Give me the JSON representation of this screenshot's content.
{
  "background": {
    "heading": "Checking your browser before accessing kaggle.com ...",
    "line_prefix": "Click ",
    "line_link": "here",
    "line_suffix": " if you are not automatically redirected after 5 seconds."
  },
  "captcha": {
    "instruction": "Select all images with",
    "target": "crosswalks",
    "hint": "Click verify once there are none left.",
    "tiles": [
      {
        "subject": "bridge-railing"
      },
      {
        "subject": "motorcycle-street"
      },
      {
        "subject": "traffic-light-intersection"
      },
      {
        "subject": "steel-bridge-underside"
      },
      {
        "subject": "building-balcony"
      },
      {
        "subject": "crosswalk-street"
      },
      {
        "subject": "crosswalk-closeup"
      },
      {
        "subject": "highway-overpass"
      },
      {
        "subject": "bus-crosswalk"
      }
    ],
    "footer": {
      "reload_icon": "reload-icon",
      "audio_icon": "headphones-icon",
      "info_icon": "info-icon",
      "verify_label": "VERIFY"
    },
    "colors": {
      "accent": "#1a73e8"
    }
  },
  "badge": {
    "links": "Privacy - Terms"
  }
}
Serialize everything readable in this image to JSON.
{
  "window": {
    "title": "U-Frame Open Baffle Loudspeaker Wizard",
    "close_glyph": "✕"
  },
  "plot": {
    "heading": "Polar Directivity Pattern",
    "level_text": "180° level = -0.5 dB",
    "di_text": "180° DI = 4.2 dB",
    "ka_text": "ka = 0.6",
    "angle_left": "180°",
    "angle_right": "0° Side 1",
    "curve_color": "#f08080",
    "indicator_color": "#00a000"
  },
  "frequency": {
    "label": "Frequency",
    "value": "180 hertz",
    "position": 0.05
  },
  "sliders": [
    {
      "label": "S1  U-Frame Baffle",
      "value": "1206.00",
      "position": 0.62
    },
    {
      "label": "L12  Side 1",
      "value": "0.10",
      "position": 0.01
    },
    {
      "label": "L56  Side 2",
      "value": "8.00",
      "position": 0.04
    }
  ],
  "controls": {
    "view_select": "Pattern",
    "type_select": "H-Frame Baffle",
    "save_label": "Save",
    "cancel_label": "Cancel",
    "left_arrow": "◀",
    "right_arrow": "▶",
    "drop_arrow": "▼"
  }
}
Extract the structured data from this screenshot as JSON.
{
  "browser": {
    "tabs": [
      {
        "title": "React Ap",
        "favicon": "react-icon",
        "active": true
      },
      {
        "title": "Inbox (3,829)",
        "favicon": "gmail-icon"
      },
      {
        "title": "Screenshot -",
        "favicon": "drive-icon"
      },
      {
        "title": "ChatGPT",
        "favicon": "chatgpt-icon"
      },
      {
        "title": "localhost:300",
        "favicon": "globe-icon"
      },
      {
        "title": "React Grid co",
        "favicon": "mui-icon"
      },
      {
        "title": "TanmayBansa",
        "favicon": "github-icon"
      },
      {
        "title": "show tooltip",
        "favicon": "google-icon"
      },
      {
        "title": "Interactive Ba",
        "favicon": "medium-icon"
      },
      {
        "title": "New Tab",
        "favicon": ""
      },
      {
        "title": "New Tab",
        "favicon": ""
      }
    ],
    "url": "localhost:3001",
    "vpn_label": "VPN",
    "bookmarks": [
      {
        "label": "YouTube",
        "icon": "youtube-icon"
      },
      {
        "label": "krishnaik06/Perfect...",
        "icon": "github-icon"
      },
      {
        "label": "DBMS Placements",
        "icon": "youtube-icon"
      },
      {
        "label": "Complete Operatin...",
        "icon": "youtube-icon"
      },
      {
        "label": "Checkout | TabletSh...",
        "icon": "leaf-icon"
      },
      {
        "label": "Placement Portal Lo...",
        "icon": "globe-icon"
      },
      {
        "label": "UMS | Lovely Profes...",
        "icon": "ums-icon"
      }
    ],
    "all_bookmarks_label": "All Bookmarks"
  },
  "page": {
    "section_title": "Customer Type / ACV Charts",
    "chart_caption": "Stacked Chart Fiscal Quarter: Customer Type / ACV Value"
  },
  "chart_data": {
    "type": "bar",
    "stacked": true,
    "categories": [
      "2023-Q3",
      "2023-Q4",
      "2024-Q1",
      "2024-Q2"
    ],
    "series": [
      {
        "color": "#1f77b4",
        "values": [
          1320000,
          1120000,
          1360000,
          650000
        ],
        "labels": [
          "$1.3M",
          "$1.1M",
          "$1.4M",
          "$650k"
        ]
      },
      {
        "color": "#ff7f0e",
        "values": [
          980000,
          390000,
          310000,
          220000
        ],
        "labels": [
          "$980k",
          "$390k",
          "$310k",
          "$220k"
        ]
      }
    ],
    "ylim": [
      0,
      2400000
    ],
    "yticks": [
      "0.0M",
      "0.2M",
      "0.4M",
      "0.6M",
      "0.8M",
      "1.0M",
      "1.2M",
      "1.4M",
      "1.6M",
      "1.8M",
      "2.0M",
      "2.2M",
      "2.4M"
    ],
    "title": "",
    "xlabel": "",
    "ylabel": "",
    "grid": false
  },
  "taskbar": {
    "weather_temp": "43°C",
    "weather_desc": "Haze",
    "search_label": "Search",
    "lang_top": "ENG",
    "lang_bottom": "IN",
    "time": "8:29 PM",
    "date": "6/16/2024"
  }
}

=======

→ **WHAT IS EXPECTED**: Word for word, restate all of the data shown above.

→ **THE RESPONSE**:
Give me the JSON representation of this screenshot's content.
{
  "background": {
    "heading": "Checking your browser before accessing kaggle.com ...",
    "line_prefix": "Click ",
    "line_link": "here",
    "line_suffix": " if you are not automatically redirected after 5 seconds."
  },
  "captcha": {
    "instruction": "Select all images with",
    "target": "crosswalks",
    "hint": "Click verify once there are none left.",
    "tiles": [
      {
        "subject": "bridge-railing"
      },
      {
        "subject": "motorcycle-street"
      },
      {
        "subject": "traffic-light-intersection"
      },
      {
        "subject": "steel-bridge-underside"
      },
      {
        "subject": "building-balcony"
      },
      {
        "subject": "crosswalk-street"
      },
      {
        "subject": "crosswalk-closeup"
      },
      {
        "subject": "highway-overpass"
      },
      {
        "subject": "bus-crosswalk"
      }
    ],
    "footer": {
      "reload_icon": "reload-icon",
      "audio_icon": "headphones-icon",
      "info_icon": "info-icon",
      "verify_label": "VERIFY"
    },
    "colors": {
      "accent": "#1a73e8"
    }
  },
  "badge": {
    "links": "Privacy - Terms"
  }
}
Serialize everything readable in this image to JSON.
{
  "window": {
    "title": "U-Frame Open Baffle Loudspeaker Wizard",
    "close_glyph": "✕"
  },
  "plot": {
    "heading": "Polar Directivity Pattern",
    "level_text": "180° level = -0.5 dB",
    "di_text": "180° DI = 4.2 dB",
    "ka_text": "ka = 0.6",
    "angle_left": "180°",
    "angle_right": "0° Side 1",
    "curve_color": "#f08080",
    "indicator_color": "#00a000"
  },
  "frequency": {
    "label": "Frequency",
    "value": "180 hertz",
    "position": 0.05
  },
  "sliders": [
    {
      "label": "S1  U-Frame Baffle",
      "value": "1206.00",
      "position": 0.62
    },
    {
      "label": "L12  Side 1",
      "value": "0.10",
      "position": 0.01
    },
    {
      "label": "L56  Side 2",
      "value": "8.00",
      "position": 0.04
    }
  ],
  "controls": {
    "view_select": "Pattern",
    "type_select": "H-Frame Baffle",
    "save_label": "Save",
    "cancel_label": "Cancel",
    "left_arrow": "◀",
    "right_arrow": "▶",
    "drop_arrow": "▼"
  }
}
Extract the structured data from this screenshot as JSON.
{
  "browser": {
    "tabs": [
      {
        "title": "React Ap",
        "favicon": "react-icon",
        "active": true
      },
      {
        "title": "Inbox (3,829)",
        "favicon": "gmail-icon"
      },
      {
        "title": "Screenshot -",
        "favicon": "drive-icon"
      },
      {
        "title": "ChatGPT",
        "favicon": "chatgpt-icon"
      },
      {
        "title": "localhost:300",
        "favicon": "globe-icon"
      },
      {
        "title": "React Grid co",
        "favicon": "mui-icon"
      },
      {
        "title": "TanmayBansa",
        "favicon": "github-icon"
      },
      {
        "title": "show tooltip",
        "favicon": "google-icon"
      },
      {
        "title": "Interactive Ba",
        "favicon": "medium-icon"
      },
      {
        "title": "New Tab",
        "favicon": ""
      },
      {
        "title": "New Tab",
        "favicon": ""
      }
    ],
    "url": "localhost:3001",
    "vpn_label": "VPN",
    "bookmarks": [
      {
        "label": "YouTube",
        "icon": "youtube-icon"
      },
      {
        "label": "krishnaik06/Perfect...",
        "icon": "github-icon"
      },
      {
        "label": "DBMS Placements",
        "icon": "youtube-icon"
      },
      {
        "label": "Complete Operatin...",
        "icon": "youtube-icon"
      },
      {
        "label": "Checkout | TabletSh...",
        "icon": "leaf-icon"
      },
      {
        "label": "Placement Portal Lo...",
        "icon": "globe-icon"
      },
      {
        "label": "UMS | Lovely Profes...",
        "icon": "ums-icon"
      }
    ],
    "all_bookmarks_label": "All Bookmarks"
  },
  "page": {
    "section_title": "Customer Type / ACV Charts",
    "chart_caption": "Stacked Chart Fiscal Quarter: Customer Type / ACV Value"
  },
  "chart_data": {
    "type": "bar",
    "stacked": true,
    "categories": [
      "2023-Q3",
      "2023-Q4",
      "2024-Q1",
      "2024-Q2"
    ],
    "series": [
      {
        "color": "#1f77b4",
        "values": [
          1320000,
          1120000,
          1360000,
          650000
        ],
        "labels": [
          "$1.3M",
          "$1.1M",
          "$1.4M",
          "$650k"
        ]
      },
      {
        "color": "#ff7f0e",
        "values": [
          980000,
          390000,
          310000,
          220000
        ],
        "labels": [
          "$980k",
          "$390k",
          "$310k",
          "$220k"
        ]
      }
    ],
    "ylim": [
      0,
      2400000
    ],
    "yticks": [
      "0.0M",
      "0.2M",
      "0.4M",
      "0.6M",
      "0.8M",
      "1.0M",
      "1.2M",
      "1.4M",
      "1.6M",
      "1.8M",
      "2.0M",
      "2.2M",
      "2.4M"
    ],
    "title": "",
    "xlabel": "",
    "ylabel": "",
    "grid": false
  },
  "taskbar": {
    "weather_temp": "43°C",
    "weather_desc": "Haze",
    "search_label": "Search",
    "lang_top": "ENG",
    "lang_bottom": "IN",
    "time": "8:29 PM",
    "date": "6/16/2024"
  }
}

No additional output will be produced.